PDA

View Full Version : Knurling question revisited



hwingo
07-17-2010, 08:52 AM
My question is as follows. When knurling a piece (perhaps as long as 4 to 6 inches) and travel distance is reached, should lathe-travel be disengaged, the knurling tool backed away from the piece, and the saddle moved back into position for a second pass, OR should travel be left engaged while the tool remains in contact with the piece, and the motor reversed so "tracking" is not disrupted as the tool passes back to the starting position?:confused:

Harold

Rusty Marlin
07-17-2010, 09:13 AM
I use a scissors knurls and if I try to reverse feed the forces cause the knurling tool to cock on its axle and it totally mucks up a perfectly good knurl.
Sooo.....
If the work requires and extra pass I kill the feed and and the spindle at the same time, open the knurling tool and return the carriage back to the start. I then wire brush the knurling on the work and the wheels to remove any fines. With the spindle still off, carefully tighten the knurling tool while hand guiding the wheels back into the knurling so they track correctly, then turn on the spindle, tighten the knurl whatever feels right to get good points and engage the feed.

hwingo
07-17-2010, 03:57 PM
Thanks for your reply. I will give your method a try and see how it goes.

════════════════

### Problem:
Reproduce the forum thread on knurling word for word. The records below the text are drawn from an unrelated source.

### Raw records:
════════════════

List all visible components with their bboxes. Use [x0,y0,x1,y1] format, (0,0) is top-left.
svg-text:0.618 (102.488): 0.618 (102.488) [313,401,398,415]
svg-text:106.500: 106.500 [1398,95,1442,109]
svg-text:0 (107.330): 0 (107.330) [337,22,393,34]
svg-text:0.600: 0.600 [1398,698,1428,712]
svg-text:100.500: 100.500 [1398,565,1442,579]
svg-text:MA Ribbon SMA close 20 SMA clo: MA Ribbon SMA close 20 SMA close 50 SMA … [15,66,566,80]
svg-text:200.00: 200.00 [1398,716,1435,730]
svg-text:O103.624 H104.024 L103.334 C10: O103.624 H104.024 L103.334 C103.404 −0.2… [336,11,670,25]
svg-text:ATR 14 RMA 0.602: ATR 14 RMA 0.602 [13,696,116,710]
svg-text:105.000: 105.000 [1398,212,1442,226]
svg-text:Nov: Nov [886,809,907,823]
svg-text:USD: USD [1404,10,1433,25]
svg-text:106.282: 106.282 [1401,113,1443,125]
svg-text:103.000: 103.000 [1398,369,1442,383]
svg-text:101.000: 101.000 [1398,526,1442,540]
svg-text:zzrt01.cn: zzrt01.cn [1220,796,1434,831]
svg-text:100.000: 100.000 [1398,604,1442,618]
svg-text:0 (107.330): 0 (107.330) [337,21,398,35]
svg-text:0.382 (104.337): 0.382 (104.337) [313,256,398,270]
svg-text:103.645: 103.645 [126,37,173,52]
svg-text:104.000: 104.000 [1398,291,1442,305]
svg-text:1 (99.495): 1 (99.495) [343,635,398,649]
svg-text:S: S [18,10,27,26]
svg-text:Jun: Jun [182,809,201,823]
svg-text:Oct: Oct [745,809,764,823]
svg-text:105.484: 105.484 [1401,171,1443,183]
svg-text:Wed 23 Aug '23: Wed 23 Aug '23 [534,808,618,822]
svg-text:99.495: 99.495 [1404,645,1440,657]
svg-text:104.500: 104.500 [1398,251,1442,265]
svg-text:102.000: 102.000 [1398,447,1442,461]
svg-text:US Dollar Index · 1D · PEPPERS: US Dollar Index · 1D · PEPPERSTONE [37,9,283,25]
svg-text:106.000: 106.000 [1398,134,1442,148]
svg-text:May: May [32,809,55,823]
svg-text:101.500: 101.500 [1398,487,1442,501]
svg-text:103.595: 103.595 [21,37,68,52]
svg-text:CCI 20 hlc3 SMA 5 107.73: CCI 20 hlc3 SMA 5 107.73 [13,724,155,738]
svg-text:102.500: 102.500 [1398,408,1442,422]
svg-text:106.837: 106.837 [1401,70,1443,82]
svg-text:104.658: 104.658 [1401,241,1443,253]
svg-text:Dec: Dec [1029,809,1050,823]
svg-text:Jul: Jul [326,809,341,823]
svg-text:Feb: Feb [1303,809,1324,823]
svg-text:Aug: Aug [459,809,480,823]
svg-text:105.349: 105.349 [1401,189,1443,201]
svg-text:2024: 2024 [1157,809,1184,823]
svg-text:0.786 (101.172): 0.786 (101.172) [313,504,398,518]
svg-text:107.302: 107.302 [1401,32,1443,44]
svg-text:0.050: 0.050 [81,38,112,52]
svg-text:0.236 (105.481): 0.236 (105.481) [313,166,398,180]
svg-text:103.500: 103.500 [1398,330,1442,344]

════════════════

### In response:
PDA

View Full Version : Knurling question revisited



hwingo
07-17-2010, 08:52 AM
My question is as follows. When knurling a piece (perhaps as long as 4 to 6 inches) and travel distance is reached, should lathe-travel be disengaged, the knurling tool backed away from the piece, and the saddle moved back into position for a second pass, OR should travel be left engaged while the tool remains in contact with the piece, and the motor reversed so "tracking" is not disrupted as the tool passes back to the starting position?:confused:

Harold

Rusty Marlin
07-17-2010, 09:13 AM
I use a scissors knurls and if I try to reverse feed the forces cause the knurling tool to cock on its axle and it totally mucks up a perfectly good knurl.
Sooo.....
If the work requires and extra pass I kill the feed and and the spindle at the same time, open the knurling tool and return the carriage back to the start. I then wire brush the knurling on the work and the wheels to remove any fines. With the spindle still off, carefully tighten the knurling tool while hand guiding the wheels back into the knurling so they track correctly, then turn on the spindle, tighten the knurl whatever feels right to get good points and engage the feed.

hwingo
07-17-2010, 03:57 PM
Thanks for your reply. I will give your method a try and see how it goes.